# EXERCISE AIM
Your answer should be one number: how many lines of the records hold the string "transaction".

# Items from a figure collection
——————

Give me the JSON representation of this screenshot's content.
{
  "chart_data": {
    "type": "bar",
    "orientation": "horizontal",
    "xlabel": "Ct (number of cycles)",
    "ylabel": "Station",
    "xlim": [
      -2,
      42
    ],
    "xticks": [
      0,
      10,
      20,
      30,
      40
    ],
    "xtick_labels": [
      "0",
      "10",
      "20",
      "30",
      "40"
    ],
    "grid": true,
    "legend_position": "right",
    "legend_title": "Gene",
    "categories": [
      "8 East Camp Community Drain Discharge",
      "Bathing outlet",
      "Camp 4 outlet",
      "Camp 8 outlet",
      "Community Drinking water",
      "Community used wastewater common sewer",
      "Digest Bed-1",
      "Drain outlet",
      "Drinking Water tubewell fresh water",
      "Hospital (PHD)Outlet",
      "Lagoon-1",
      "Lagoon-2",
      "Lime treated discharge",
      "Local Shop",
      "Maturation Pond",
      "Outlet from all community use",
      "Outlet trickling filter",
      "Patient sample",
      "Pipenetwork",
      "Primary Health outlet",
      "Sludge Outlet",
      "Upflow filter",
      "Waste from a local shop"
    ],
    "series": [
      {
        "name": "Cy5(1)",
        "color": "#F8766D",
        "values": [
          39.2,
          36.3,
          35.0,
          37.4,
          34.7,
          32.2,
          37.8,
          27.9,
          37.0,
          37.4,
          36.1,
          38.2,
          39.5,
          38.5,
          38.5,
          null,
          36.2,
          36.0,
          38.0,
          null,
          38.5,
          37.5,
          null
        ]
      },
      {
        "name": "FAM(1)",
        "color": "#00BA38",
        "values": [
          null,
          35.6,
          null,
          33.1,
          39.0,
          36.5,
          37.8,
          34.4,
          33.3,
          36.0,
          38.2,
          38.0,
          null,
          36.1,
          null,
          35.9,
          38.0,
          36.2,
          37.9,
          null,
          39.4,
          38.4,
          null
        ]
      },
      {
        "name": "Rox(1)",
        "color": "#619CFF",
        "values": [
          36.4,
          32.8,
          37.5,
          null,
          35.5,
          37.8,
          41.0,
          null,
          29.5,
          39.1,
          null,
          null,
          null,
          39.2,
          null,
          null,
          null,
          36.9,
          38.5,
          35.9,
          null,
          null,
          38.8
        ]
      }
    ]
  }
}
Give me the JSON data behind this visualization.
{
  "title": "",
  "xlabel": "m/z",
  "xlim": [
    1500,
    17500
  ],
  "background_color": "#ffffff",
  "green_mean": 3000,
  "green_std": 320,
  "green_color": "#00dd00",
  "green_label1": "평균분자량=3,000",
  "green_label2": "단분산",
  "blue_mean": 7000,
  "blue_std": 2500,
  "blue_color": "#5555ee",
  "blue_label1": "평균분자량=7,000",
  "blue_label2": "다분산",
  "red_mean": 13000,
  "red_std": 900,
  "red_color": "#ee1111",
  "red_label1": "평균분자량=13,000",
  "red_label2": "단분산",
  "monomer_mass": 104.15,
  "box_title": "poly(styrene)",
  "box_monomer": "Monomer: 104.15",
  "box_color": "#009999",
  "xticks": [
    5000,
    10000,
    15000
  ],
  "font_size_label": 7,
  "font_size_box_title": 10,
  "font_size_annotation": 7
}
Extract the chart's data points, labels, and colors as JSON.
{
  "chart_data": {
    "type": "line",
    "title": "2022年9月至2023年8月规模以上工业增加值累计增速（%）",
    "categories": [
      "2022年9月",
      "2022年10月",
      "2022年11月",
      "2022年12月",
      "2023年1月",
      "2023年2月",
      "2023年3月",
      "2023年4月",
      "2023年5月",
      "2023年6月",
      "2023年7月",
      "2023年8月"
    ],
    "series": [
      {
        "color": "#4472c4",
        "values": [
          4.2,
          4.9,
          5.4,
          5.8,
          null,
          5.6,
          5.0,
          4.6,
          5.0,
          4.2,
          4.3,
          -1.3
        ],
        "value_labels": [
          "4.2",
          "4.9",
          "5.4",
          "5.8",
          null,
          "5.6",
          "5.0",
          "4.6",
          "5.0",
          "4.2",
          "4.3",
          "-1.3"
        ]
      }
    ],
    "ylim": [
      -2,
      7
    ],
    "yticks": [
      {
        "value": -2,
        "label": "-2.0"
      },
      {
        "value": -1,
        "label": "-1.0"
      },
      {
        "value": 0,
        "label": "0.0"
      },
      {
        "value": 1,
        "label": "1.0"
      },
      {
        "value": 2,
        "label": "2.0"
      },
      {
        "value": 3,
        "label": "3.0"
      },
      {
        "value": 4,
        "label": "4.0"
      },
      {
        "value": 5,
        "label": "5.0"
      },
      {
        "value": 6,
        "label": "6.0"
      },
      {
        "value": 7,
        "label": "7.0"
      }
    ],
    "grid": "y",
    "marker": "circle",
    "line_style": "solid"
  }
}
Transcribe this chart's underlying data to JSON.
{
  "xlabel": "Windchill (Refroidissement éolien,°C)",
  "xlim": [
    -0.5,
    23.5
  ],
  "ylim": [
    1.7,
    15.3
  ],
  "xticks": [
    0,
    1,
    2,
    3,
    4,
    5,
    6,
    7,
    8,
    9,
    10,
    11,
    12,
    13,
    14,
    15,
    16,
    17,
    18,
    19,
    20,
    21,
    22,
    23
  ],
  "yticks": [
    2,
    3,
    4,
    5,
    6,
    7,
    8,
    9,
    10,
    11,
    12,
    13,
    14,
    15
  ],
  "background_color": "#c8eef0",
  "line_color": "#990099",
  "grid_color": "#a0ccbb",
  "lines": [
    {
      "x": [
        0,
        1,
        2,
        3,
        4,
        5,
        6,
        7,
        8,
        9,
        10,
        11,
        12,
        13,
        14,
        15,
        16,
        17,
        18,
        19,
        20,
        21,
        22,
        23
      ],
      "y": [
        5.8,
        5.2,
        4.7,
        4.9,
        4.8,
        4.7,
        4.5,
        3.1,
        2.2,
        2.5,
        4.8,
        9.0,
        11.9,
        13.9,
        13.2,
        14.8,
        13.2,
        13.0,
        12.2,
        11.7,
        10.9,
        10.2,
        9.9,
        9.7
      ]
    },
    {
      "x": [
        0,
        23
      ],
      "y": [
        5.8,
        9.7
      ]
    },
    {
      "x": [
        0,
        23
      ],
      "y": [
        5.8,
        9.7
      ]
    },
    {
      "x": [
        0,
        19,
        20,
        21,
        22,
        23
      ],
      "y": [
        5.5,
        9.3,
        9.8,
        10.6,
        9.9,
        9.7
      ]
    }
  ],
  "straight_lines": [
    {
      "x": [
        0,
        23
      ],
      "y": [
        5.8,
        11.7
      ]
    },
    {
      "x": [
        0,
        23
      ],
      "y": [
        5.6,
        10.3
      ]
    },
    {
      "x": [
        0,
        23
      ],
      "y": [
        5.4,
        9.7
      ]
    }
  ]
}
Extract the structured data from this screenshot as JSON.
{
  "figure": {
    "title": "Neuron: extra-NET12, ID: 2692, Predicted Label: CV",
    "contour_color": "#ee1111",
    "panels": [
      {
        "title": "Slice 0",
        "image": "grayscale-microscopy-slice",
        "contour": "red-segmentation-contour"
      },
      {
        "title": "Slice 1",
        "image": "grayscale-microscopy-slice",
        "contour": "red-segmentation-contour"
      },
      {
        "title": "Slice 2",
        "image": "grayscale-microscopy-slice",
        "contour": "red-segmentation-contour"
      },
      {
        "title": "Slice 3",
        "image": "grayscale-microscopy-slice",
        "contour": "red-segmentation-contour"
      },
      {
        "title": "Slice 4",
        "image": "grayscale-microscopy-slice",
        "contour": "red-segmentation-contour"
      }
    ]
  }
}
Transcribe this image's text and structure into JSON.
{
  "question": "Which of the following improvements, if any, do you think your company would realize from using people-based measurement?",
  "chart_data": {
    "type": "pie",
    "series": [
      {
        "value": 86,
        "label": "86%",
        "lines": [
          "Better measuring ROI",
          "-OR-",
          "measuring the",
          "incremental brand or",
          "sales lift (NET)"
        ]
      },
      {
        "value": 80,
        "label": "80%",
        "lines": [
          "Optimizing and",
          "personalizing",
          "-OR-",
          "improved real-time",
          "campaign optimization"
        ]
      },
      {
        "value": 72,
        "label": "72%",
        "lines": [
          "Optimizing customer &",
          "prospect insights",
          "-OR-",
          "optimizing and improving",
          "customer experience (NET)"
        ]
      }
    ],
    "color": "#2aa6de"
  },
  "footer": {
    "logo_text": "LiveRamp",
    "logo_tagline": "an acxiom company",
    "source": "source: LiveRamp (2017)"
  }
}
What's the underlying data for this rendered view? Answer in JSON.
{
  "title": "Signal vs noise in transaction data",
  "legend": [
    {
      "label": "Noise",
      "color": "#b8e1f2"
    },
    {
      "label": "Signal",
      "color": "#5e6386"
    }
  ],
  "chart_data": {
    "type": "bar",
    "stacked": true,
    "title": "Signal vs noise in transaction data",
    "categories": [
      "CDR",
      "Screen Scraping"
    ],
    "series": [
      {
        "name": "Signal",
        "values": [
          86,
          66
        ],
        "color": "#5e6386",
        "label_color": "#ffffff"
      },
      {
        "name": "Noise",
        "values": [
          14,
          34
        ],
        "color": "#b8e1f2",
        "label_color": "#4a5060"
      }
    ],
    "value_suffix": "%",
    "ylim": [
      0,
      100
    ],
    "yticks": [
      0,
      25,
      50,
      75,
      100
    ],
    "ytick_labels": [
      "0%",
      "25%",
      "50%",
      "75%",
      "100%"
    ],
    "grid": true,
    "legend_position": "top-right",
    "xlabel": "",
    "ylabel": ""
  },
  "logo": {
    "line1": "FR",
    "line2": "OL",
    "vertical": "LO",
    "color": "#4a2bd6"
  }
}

——————

# IN RESPONSE
2